_PROBLEM DETAILS_
Across the entries, how many lines have the string "Incanto" in them? Reply with only a number.

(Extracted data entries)
_____

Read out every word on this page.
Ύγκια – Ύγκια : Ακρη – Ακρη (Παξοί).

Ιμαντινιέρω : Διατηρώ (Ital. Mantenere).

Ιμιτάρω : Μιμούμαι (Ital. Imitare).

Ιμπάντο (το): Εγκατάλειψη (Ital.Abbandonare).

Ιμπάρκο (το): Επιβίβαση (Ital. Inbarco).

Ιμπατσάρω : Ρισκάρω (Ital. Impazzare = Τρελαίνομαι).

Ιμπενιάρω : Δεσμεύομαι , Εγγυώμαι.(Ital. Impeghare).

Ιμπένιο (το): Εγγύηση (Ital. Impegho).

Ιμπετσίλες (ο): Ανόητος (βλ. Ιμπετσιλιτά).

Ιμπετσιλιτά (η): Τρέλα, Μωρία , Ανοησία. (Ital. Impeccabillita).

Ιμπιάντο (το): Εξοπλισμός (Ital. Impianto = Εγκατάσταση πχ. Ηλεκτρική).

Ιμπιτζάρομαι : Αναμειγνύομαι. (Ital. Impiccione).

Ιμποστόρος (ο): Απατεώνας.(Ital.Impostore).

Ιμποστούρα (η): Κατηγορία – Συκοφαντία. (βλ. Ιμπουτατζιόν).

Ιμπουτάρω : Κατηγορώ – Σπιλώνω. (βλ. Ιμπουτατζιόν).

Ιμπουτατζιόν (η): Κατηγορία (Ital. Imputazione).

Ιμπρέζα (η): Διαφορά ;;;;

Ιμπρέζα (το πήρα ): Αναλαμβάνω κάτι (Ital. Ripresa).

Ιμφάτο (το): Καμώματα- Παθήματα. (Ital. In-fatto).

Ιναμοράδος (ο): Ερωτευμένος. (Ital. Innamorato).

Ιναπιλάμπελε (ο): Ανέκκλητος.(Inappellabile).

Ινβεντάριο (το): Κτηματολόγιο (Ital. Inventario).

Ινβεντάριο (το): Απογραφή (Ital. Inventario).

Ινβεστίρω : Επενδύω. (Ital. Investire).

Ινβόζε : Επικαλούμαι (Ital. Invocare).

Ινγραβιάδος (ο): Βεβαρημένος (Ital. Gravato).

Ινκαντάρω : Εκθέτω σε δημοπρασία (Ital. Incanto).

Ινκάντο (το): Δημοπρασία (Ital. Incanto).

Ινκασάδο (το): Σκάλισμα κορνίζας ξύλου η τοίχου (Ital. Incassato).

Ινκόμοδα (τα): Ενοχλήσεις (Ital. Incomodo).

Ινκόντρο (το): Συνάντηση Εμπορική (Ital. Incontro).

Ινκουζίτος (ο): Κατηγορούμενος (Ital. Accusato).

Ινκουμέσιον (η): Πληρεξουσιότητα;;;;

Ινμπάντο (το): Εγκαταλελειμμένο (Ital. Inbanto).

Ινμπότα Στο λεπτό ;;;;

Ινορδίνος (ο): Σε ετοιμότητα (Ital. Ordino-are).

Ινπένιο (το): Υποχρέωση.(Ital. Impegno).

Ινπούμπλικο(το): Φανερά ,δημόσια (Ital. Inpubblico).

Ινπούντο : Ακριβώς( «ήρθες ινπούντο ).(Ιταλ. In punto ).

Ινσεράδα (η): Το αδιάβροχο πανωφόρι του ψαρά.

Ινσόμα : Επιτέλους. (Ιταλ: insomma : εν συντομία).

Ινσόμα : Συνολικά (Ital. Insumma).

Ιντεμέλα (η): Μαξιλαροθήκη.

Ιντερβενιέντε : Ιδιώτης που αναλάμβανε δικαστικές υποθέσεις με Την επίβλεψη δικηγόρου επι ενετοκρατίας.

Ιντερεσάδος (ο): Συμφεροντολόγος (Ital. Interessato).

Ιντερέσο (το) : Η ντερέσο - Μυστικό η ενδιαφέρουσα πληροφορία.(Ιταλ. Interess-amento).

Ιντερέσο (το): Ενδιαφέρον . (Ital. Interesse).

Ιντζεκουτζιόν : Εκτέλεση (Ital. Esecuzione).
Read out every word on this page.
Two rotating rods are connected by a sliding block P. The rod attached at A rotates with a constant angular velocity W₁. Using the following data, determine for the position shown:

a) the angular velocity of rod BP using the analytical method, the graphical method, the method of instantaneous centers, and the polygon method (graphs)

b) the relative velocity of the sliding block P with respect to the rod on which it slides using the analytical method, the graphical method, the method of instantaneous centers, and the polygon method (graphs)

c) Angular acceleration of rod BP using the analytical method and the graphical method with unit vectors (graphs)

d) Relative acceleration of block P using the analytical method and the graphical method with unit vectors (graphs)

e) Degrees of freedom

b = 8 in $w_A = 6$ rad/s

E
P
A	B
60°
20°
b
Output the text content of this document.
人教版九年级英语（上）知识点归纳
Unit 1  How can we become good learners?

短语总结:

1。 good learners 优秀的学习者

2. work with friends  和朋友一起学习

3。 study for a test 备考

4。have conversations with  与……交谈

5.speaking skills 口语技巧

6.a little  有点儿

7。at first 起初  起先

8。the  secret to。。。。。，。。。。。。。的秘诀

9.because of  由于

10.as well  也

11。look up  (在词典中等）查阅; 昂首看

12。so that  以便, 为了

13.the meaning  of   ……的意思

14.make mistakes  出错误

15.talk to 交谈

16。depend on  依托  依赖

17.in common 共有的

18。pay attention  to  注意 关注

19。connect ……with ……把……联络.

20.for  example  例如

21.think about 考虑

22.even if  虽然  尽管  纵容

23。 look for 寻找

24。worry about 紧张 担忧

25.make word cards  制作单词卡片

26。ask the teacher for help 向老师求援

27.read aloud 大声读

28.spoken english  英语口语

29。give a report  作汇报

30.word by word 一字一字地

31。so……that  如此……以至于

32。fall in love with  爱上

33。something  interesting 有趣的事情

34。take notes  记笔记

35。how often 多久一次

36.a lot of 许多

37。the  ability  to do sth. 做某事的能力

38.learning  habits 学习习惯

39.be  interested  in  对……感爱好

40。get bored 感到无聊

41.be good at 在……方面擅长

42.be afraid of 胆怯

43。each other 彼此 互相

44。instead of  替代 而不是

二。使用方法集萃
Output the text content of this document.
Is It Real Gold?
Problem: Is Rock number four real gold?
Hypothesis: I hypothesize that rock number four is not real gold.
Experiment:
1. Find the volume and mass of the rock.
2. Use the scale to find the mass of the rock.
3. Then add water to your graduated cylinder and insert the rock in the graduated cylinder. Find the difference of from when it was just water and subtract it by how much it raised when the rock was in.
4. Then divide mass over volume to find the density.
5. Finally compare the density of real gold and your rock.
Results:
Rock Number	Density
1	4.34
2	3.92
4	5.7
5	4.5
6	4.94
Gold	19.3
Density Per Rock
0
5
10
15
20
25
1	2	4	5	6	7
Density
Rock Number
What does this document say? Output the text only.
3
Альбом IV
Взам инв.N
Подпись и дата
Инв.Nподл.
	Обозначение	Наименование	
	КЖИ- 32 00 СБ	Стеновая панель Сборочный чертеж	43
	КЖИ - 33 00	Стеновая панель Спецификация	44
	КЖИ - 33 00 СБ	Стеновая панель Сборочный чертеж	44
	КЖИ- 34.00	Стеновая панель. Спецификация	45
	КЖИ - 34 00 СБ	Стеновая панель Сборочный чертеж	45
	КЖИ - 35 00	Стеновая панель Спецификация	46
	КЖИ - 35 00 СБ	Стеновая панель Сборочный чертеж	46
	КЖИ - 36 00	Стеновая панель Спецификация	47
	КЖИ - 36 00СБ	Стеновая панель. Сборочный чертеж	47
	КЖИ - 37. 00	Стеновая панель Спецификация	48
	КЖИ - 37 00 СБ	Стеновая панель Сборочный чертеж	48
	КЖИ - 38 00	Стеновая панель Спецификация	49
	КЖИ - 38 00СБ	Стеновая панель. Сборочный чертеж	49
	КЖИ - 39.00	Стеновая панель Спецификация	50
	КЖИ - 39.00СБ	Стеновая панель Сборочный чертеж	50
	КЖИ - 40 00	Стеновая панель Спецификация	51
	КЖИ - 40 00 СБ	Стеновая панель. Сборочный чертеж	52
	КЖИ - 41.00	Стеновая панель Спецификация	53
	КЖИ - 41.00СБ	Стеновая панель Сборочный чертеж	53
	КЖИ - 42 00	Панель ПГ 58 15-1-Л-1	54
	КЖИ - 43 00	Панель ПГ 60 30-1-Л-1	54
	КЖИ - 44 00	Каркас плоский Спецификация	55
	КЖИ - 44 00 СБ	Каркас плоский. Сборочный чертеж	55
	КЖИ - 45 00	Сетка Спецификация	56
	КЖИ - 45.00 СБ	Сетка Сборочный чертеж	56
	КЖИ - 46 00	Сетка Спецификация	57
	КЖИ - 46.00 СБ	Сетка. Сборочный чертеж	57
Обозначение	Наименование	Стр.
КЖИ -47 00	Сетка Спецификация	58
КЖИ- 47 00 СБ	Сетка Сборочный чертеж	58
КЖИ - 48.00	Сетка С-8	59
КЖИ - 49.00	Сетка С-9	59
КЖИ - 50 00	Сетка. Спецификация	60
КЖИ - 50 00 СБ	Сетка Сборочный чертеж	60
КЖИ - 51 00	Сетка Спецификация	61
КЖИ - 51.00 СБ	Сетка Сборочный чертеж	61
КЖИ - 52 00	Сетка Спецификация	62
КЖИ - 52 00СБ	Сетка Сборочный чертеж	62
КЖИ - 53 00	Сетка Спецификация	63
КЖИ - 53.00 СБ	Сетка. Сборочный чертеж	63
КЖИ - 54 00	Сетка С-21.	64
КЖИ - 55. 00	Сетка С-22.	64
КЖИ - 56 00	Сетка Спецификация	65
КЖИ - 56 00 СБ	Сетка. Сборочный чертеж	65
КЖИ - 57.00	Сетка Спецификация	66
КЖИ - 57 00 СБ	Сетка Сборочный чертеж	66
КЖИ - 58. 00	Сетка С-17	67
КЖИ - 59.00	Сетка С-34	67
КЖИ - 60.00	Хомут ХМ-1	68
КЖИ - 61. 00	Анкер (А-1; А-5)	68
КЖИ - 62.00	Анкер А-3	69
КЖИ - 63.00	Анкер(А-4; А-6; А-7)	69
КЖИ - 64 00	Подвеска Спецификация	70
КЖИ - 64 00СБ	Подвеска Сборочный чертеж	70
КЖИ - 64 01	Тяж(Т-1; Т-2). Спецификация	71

_____

_EXERCISE RESULT_
2